Look through the records below, and copy out every line that holds the string "Give".

(Records contained in a dataset)
● ● ●

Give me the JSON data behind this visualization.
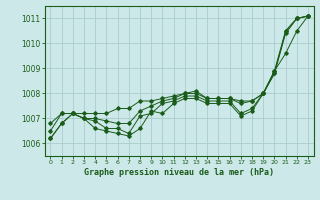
{
  "bg_color": "#cce8e8",
  "grid_color": "#aacccc",
  "line_color": "#1a5c1a",
  "title": "Graphe pression niveau de la mer (hPa)",
  "xlim": [
    -0.5,
    23.5
  ],
  "ylim": [
    1005.5,
    1011.5
  ],
  "xticks": [
    0,
    1,
    2,
    3,
    4,
    5,
    6,
    7,
    8,
    9,
    10,
    11,
    12,
    13,
    14,
    15,
    16,
    17,
    18,
    19,
    20,
    21,
    22,
    23
  ],
  "yticks": [
    1006,
    1007,
    1008,
    1009,
    1010,
    1011
  ],
  "series": [
    [
      1006.2,
      1006.8,
      1007.2,
      1007.0,
      1006.6,
      1006.5,
      1006.4,
      1006.3,
      1006.6,
      1007.3,
      1007.2,
      1007.6,
      1007.8,
      1007.8,
      1007.6,
      1007.6,
      1007.6,
      1007.1,
      1007.3,
      1008.0,
      1008.8,
      1010.4,
      1011.0,
      1011.1
    ],
    [
      1006.5,
      1007.2,
      1007.2,
      1007.0,
      1006.9,
      1006.6,
      1006.6,
      1006.4,
      1007.1,
      1007.2,
      1007.6,
      1007.7,
      1007.9,
      1007.9,
      1007.7,
      1007.7,
      1007.7,
      1007.2,
      1007.4,
      1008.0,
      1008.8,
      1010.5,
      1011.0,
      1011.1
    ],
    [
      1006.8,
      1007.2,
      1007.2,
      1007.0,
      1007.0,
      1006.9,
      1006.8,
      1006.8,
      1007.3,
      1007.5,
      1007.7,
      1007.8,
      1008.0,
      1008.0,
      1007.8,
      1007.8,
      1007.8,
      1007.6,
      1007.7,
      1008.0,
      1008.9,
      1010.5,
      1011.0,
      1011.1
    ],
    [
      1006.2,
      1006.8,
      1007.2,
      1007.2,
      1007.2,
      1007.2,
      1007.4,
      1007.4,
      1007.7,
      1007.7,
      1007.8,
      1007.9,
      1008.0,
      1008.1,
      1007.8,
      1007.8,
      1007.8,
      1007.7,
      1007.7,
      1008.0,
      1008.9,
      1009.6,
      1010.5,
      1011.1
    ]
  ]
}
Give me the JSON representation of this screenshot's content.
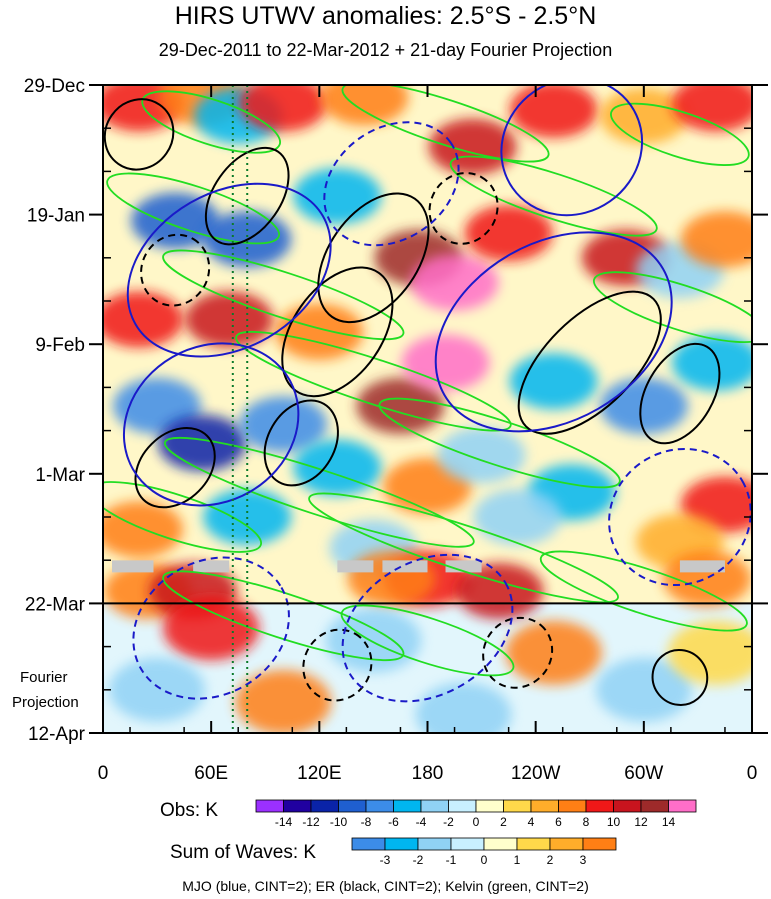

● ● ●

The reply -
Give me the JSON data behind this visualization.
Give me the JSON representation of this screenshot's content.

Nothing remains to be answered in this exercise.